* AIM OF THE EXERCISE:
Write out each record below exactly as it appears, with no pictures.

begin DATASET ENTRIES

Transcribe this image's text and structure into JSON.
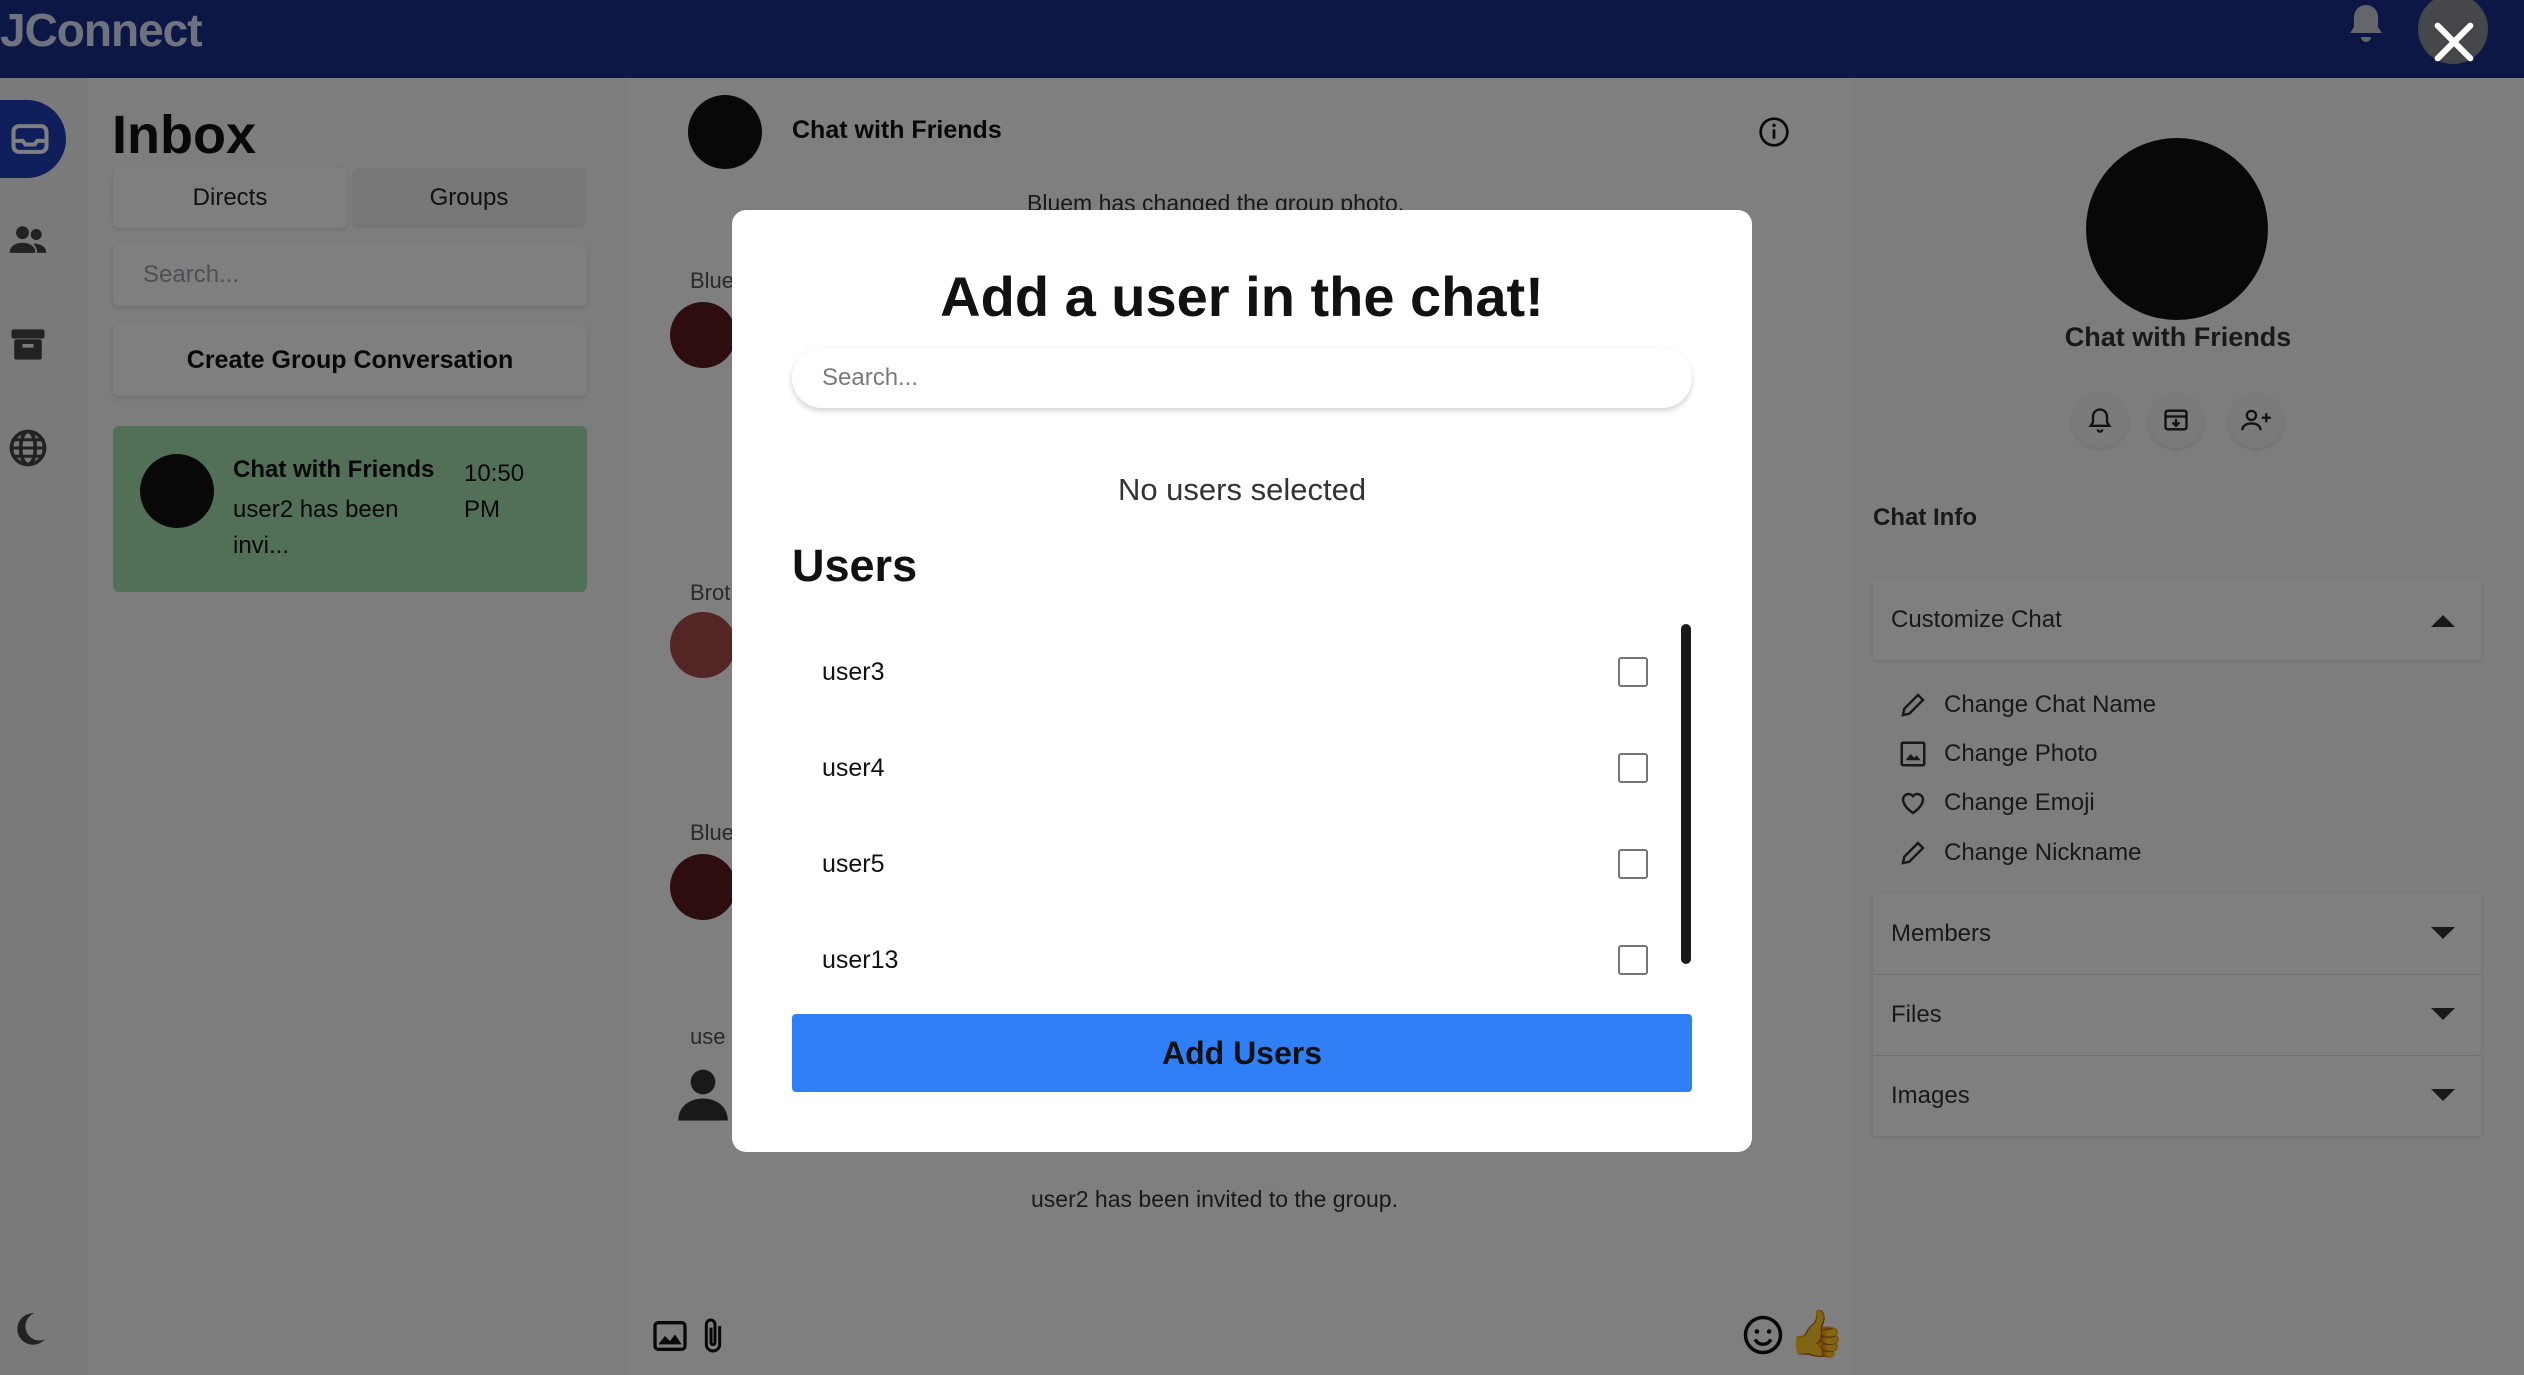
{
  "app": {
    "brand": "JConnect"
  },
  "sidebar": {
    "title": "Inbox",
    "tabs": [
      {
        "label": "Directs"
      },
      {
        "label": "Groups"
      }
    ],
    "search_placeholder": "Search...",
    "create_group_label": "Create Group Conversation",
    "conversations": [
      {
        "name": "Chat with Friends",
        "time": "10:50 PM",
        "preview": "user2 has been invi..."
      }
    ]
  },
  "chat": {
    "title": "Chat with Friends",
    "messages": [
      {
        "type": "system",
        "text": "Bluem has changed the group photo."
      },
      {
        "type": "sender",
        "name": "Blue"
      },
      {
        "type": "sender",
        "name": "Brot"
      },
      {
        "type": "sender",
        "name": "Blue"
      },
      {
        "type": "sender",
        "name": "use"
      },
      {
        "type": "system",
        "text": "user2 has been invited to the group."
      }
    ]
  },
  "info_panel": {
    "name": "Chat with Friends",
    "section_label": "Chat Info",
    "customize": {
      "label": "Customize Chat",
      "items": [
        {
          "label": "Change Chat Name",
          "icon": "pencil-icon"
        },
        {
          "label": "Change Photo",
          "icon": "image-icon"
        },
        {
          "label": "Change Emoji",
          "icon": "heart-icon"
        },
        {
          "label": "Change Nickname",
          "icon": "pencil-icon"
        }
      ]
    },
    "accordions": [
      {
        "label": "Members"
      },
      {
        "label": "Files"
      },
      {
        "label": "Images"
      }
    ]
  },
  "modal": {
    "title": "Add a user in the chat!",
    "search_placeholder": "Search...",
    "status": "No users selected",
    "users_heading": "Users",
    "users": [
      {
        "name": "user3",
        "checked": false
      },
      {
        "name": "user4",
        "checked": false
      },
      {
        "name": "user5",
        "checked": false
      },
      {
        "name": "user13",
        "checked": false
      }
    ],
    "submit_label": "Add Users"
  },
  "colors": {
    "topbar": "#1a2f8a",
    "conversation_active": "#a5dfb0",
    "primary_button": "#2f80f7"
  }
}
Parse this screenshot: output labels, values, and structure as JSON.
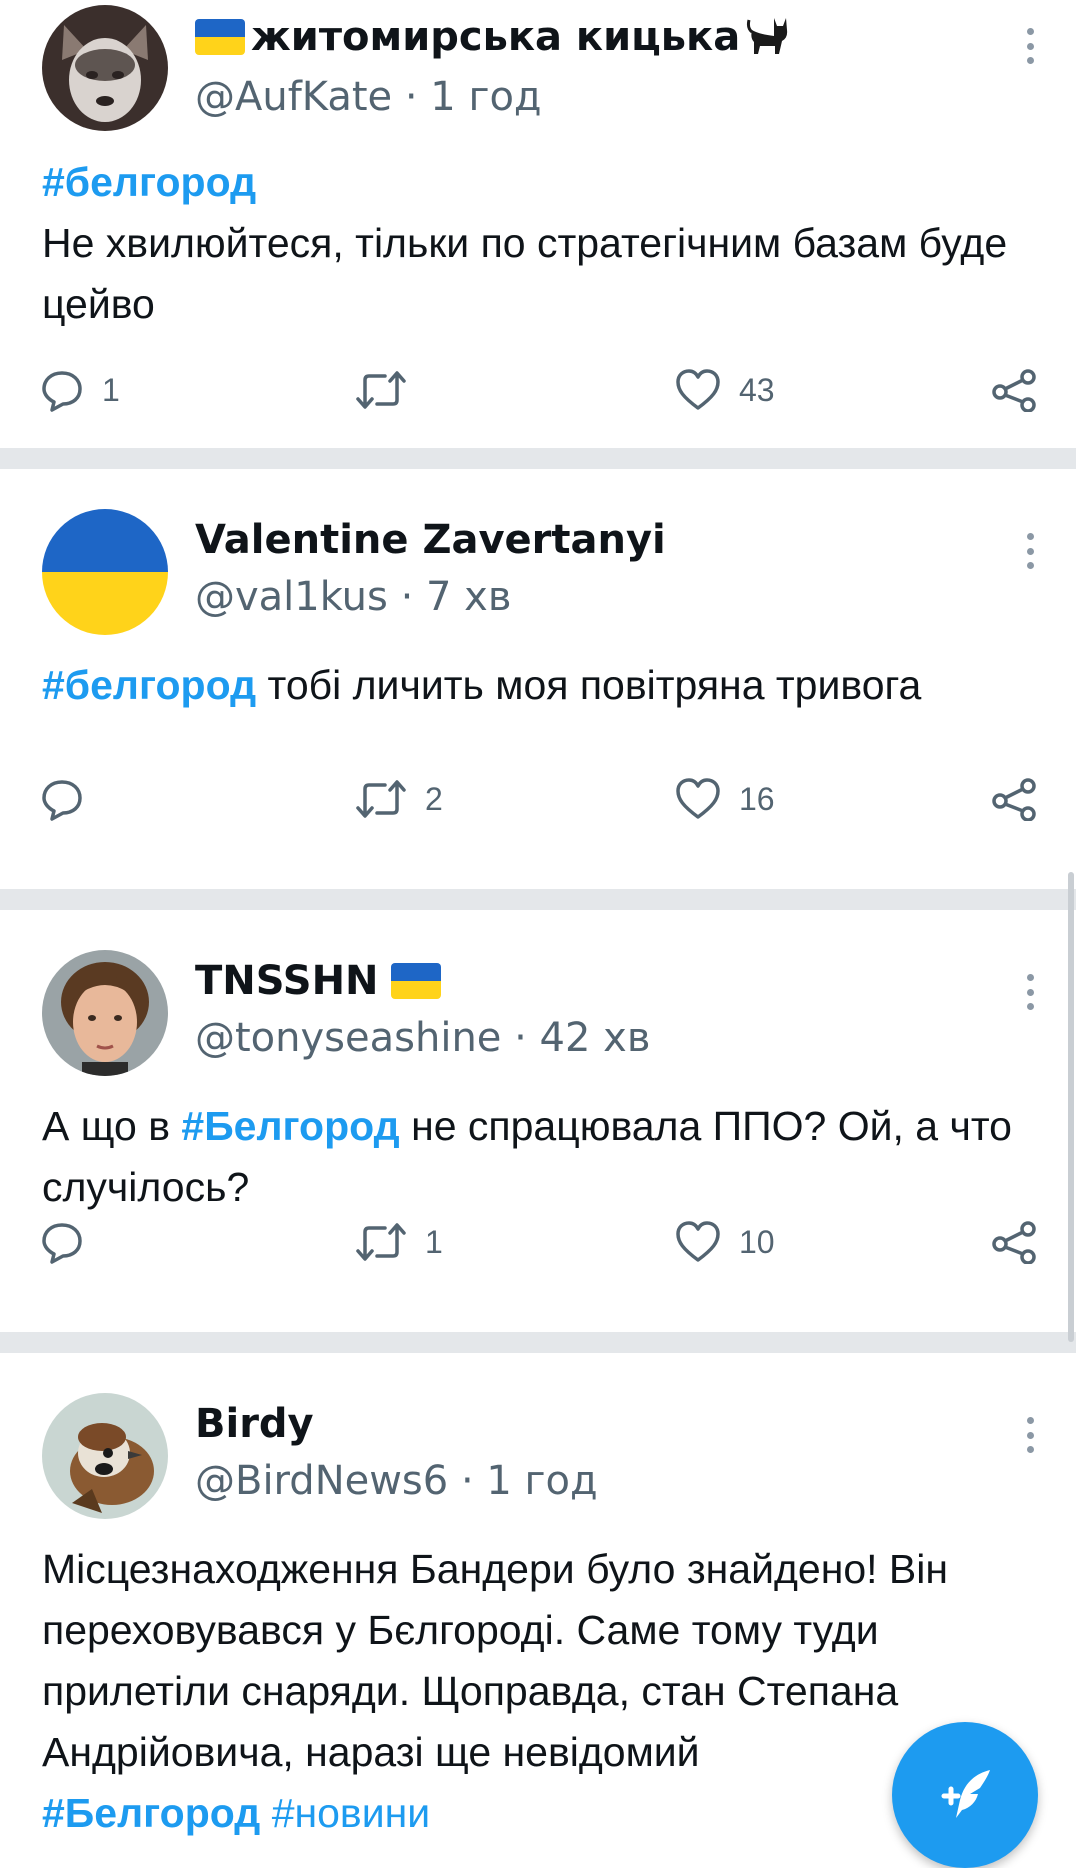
{
  "tweets": [
    {
      "name": "житомирська кицька",
      "handle": "@AufKate · 1 год",
      "text_parts": [
        "#белгород",
        "Не хвилюйтеся, тільки по стратегічним базам буде цейво"
      ],
      "counts": {
        "reply": "1",
        "retweet": "",
        "like": "43"
      }
    },
    {
      "name": "Valentine Zavertanyi",
      "handle": "@val1kus · 7 хв",
      "text_parts": [
        "#белгород",
        " тобі личить моя повітряна тривога"
      ],
      "counts": {
        "reply": "",
        "retweet": "2",
        "like": "16"
      }
    },
    {
      "name": "TNSSHN",
      "handle": "@tonyseashine · 42 хв",
      "text_parts": [
        "А що в ",
        "#Белгород",
        " не спрацювала ППО? Ой, а что случілось?"
      ],
      "counts": {
        "reply": "",
        "retweet": "1",
        "like": "10"
      }
    },
    {
      "name": "Birdy",
      "handle": "@BirdNews6 · 1 год",
      "text_parts": [
        "Місцезнаходження Бандери було знайдено! Він переховувався у Бєлгороді. Саме тому туди прилетіли снаряди. Щоправда, стан Степана Андрійовича, наразі ще невідомий",
        "#Белгород",
        " ",
        "#новини"
      ]
    }
  ],
  "colors": {
    "accent": "#1d9bf0",
    "muted": "#536471",
    "separator": "#e4e7ea"
  },
  "icons": [
    "ukraine-flag-icon",
    "cat-icon",
    "more-vertical-icon",
    "reply-icon",
    "retweet-icon",
    "like-icon",
    "share-icon",
    "compose-tweet-icon"
  ]
}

end DATASET ENTRIES

* SOLUTION TO THE PROBLEM:
Transcribe this image's text and structure into JSON.
{
  "app": {
    "brand": "JConnect"
  },
  "sidebar": {
    "title": "Inbox",
    "tabs": [
      {
        "label": "Directs"
      },
      {
        "label": "Groups"
      }
    ],
    "search_placeholder": "Search...",
    "create_group_label": "Create Group Conversation",
    "conversations": [
      {
        "name": "Chat with Friends",
        "time": "10:50 PM",
        "preview": "user2 has been invi..."
      }
    ]
  },
  "chat": {
    "title": "Chat with Friends",
    "messages": [
      {
        "type": "system",
        "text": "Bluem has changed the group photo."
      },
      {
        "type": "sender",
        "name": "Blue"
      },
      {
        "type": "sender",
        "name": "Brot"
      },
      {
        "type": "sender",
        "name": "Blue"
      },
      {
        "type": "sender",
        "name": "use"
      },
      {
        "type": "system",
        "text": "user2 has been invited to the group."
      }
    ]
  },
  "info_panel": {
    "name": "Chat with Friends",
    "section_label": "Chat Info",
    "customize": {
      "label": "Customize Chat",
      "items": [
        {
          "label": "Change Chat Name",
          "icon": "pencil-icon"
        },
        {
          "label": "Change Photo",
          "icon": "image-icon"
        },
        {
          "label": "Change Emoji",
          "icon": "heart-icon"
        },
        {
          "label": "Change Nickname",
          "icon": "pencil-icon"
        }
      ]
    },
    "accordions": [
      {
        "label": "Members"
      },
      {
        "label": "Files"
      },
      {
        "label": "Images"
      }
    ]
  },
  "modal": {
    "title": "Add a user in the chat!",
    "search_placeholder": "Search...",
    "status": "No users selected",
    "users_heading": "Users",
    "users": [
      {
        "name": "user3",
        "checked": false
      },
      {
        "name": "user4",
        "checked": false
      },
      {
        "name": "user5",
        "checked": false
      },
      {
        "name": "user13",
        "checked": false
      }
    ],
    "submit_label": "Add Users"
  },
  "colors": {
    "topbar": "#1a2f8a",
    "conversation_active": "#a5dfb0",
    "primary_button": "#2f80f7"
  }
}
Parse this screenshot: output labels, values, and structure as JSON.
{
  "tweets": [
    {
      "name": "житомирська кицька",
      "handle": "@AufKate · 1 год",
      "text_parts": [
        "#белгород",
        "Не хвилюйтеся, тільки по стратегічним базам буде цейво"
      ],
      "counts": {
        "reply": "1",
        "retweet": "",
        "like": "43"
      }
    },
    {
      "name": "Valentine Zavertanyi",
      "handle": "@val1kus · 7 хв",
      "text_parts": [
        "#белгород",
        " тобі личить моя повітряна тривога"
      ],
      "counts": {
        "reply": "",
        "retweet": "2",
        "like": "16"
      }
    },
    {
      "name": "TNSSHN",
      "handle": "@tonyseashine · 42 хв",
      "text_parts": [
        "А що в ",
        "#Белгород",
        " не спрацювала ППО? Ой, а что случілось?"
      ],
      "counts": {
        "reply": "",
        "retweet": "1",
        "like": "10"
      }
    },
    {
      "name": "Birdy",
      "handle": "@BirdNews6 · 1 год",
      "text_parts": [
        "Місцезнаходження Бандери було знайдено! Він переховувався у Бєлгороді. Саме тому туди прилетіли снаряди. Щоправда, стан Степана Андрійовича, наразі ще невідомий",
        "#Белгород",
        " ",
        "#новини"
      ]
    }
  ],
  "colors": {
    "accent": "#1d9bf0",
    "muted": "#536471",
    "separator": "#e4e7ea"
  },
  "icons": [
    "ukraine-flag-icon",
    "cat-icon",
    "more-vertical-icon",
    "reply-icon",
    "retweet-icon",
    "like-icon",
    "share-icon",
    "compose-tweet-icon"
  ]
}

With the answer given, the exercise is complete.